◆ What the exercise asks
Nothing other than the lines from the one containing "Parse this screenshot: output" through the close of the entries below should be printed, each exactly.

☆ ☆ ☆

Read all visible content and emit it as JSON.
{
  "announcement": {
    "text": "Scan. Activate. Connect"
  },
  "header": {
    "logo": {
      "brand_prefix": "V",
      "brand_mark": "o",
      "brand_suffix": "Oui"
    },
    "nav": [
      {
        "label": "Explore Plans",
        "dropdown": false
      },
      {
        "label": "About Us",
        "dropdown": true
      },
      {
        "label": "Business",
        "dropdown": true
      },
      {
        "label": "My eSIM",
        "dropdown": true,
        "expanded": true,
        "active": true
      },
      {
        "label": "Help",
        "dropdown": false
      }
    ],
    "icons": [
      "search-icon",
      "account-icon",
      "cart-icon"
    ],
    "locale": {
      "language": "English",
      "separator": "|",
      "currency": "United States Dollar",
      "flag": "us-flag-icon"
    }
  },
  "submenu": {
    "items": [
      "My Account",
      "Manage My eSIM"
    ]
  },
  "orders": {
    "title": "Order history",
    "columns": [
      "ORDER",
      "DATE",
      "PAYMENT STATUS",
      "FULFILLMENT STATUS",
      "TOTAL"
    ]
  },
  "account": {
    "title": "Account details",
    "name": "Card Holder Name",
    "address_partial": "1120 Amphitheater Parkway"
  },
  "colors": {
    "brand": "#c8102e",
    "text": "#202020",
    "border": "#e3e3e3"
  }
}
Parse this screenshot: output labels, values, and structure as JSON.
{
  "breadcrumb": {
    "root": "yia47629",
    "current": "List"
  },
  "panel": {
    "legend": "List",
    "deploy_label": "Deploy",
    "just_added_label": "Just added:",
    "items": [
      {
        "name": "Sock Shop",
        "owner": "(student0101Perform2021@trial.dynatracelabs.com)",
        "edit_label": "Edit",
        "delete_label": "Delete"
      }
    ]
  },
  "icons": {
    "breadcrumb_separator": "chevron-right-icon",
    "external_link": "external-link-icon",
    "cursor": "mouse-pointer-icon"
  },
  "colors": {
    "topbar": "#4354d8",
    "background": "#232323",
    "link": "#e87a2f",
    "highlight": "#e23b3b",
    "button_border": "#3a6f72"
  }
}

☆ ☆ ☆

◆ Correct answer
Parse this screenshot: output labels, values, and structure as JSON.
{
  "breadcrumb": {
    "root": "yia47629",
    "current": "List"
  },
  "panel": {
    "legend": "List",
    "deploy_label": "Deploy",
    "just_added_label": "Just added:",
    "items": [
      {
        "name": "Sock Shop",
        "owner": "(student0101Perform2021@trial.dynatracelabs.com)",
        "edit_label": "Edit",
        "delete_label": "Delete"
      }
    ]
  },
  "icons": {
    "breadcrumb_separator": "chevron-right-icon",
    "external_link": "external-link-icon",
    "cursor": "mouse-pointer-icon"
  },
  "colors": {
    "topbar": "#4354d8",
    "background": "#232323",
    "link": "#e87a2f",
    "highlight": "#e23b3b",
    "button_border": "#3a6f72"
  }
}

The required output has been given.